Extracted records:
====

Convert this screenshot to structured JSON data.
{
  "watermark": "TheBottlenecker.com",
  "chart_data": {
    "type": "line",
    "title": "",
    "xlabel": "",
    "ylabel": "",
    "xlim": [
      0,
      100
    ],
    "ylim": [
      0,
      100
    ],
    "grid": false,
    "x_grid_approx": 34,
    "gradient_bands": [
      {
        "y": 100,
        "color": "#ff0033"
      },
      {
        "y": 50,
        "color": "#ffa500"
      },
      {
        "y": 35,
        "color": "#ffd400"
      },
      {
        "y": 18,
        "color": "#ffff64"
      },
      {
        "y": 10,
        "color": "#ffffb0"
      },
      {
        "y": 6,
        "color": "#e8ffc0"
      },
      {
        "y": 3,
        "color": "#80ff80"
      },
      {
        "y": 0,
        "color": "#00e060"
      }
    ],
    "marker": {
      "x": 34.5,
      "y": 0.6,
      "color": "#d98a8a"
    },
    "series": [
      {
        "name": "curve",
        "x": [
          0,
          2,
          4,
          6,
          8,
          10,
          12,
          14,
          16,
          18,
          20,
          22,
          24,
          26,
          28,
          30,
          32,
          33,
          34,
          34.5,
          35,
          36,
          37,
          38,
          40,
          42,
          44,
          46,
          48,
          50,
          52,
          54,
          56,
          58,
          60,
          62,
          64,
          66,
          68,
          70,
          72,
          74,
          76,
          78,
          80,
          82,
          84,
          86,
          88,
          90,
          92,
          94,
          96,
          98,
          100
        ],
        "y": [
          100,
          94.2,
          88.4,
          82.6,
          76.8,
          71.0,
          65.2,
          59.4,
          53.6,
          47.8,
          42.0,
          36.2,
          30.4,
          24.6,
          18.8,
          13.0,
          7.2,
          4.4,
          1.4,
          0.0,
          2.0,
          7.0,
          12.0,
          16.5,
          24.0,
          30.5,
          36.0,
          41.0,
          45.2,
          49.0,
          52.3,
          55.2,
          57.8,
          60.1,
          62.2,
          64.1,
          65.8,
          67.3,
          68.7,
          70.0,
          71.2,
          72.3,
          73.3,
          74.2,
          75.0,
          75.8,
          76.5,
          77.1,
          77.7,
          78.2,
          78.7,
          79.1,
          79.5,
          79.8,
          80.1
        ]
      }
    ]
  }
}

====

Go through the records above and set each one down exactly, please.

=== TASK SOLUTION ===
Convert this screenshot to structured JSON data.
{
  "watermark": "TheBottlenecker.com",
  "chart_data": {
    "type": "line",
    "title": "",
    "xlabel": "",
    "ylabel": "",
    "xlim": [
      0,
      100
    ],
    "ylim": [
      0,
      100
    ],
    "grid": false,
    "x_grid_approx": 34,
    "gradient_bands": [
      {
        "y": 100,
        "color": "#ff0033"
      },
      {
        "y": 50,
        "color": "#ffa500"
      },
      {
        "y": 35,
        "color": "#ffd400"
      },
      {
        "y": 18,
        "color": "#ffff64"
      },
      {
        "y": 10,
        "color": "#ffffb0"
      },
      {
        "y": 6,
        "color": "#e8ffc0"
      },
      {
        "y": 3,
        "color": "#80ff80"
      },
      {
        "y": 0,
        "color": "#00e060"
      }
    ],
    "marker": {
      "x": 34.5,
      "y": 0.6,
      "color": "#d98a8a"
    },
    "series": [
      {
        "name": "curve",
        "x": [
          0,
          2,
          4,
          6,
          8,
          10,
          12,
          14,
          16,
          18,
          20,
          22,
          24,
          26,
          28,
          30,
          32,
          33,
          34,
          34.5,
          35,
          36,
          37,
          38,
          40,
          42,
          44,
          46,
          48,
          50,
          52,
          54,
          56,
          58,
          60,
          62,
          64,
          66,
          68,
          70,
          72,
          74,
          76,
          78,
          80,
          82,
          84,
          86,
          88,
          90,
          92,
          94,
          96,
          98,
          100
        ],
        "y": [
          100,
          94.2,
          88.4,
          82.6,
          76.8,
          71.0,
          65.2,
          59.4,
          53.6,
          47.8,
          42.0,
          36.2,
          30.4,
          24.6,
          18.8,
          13.0,
          7.2,
          4.4,
          1.4,
          0.0,
          2.0,
          7.0,
          12.0,
          16.5,
          24.0,
          30.5,
          36.0,
          41.0,
          45.2,
          49.0,
          52.3,
          55.2,
          57.8,
          60.1,
          62.2,
          64.1,
          65.8,
          67.3,
          68.7,
          70.0,
          71.2,
          72.3,
          73.3,
          74.2,
          75.0,
          75.8,
          76.5,
          77.1,
          77.7,
          78.2,
          78.7,
          79.1,
          79.5,
          79.8,
          80.1
        ]
      }
    ]
  }
}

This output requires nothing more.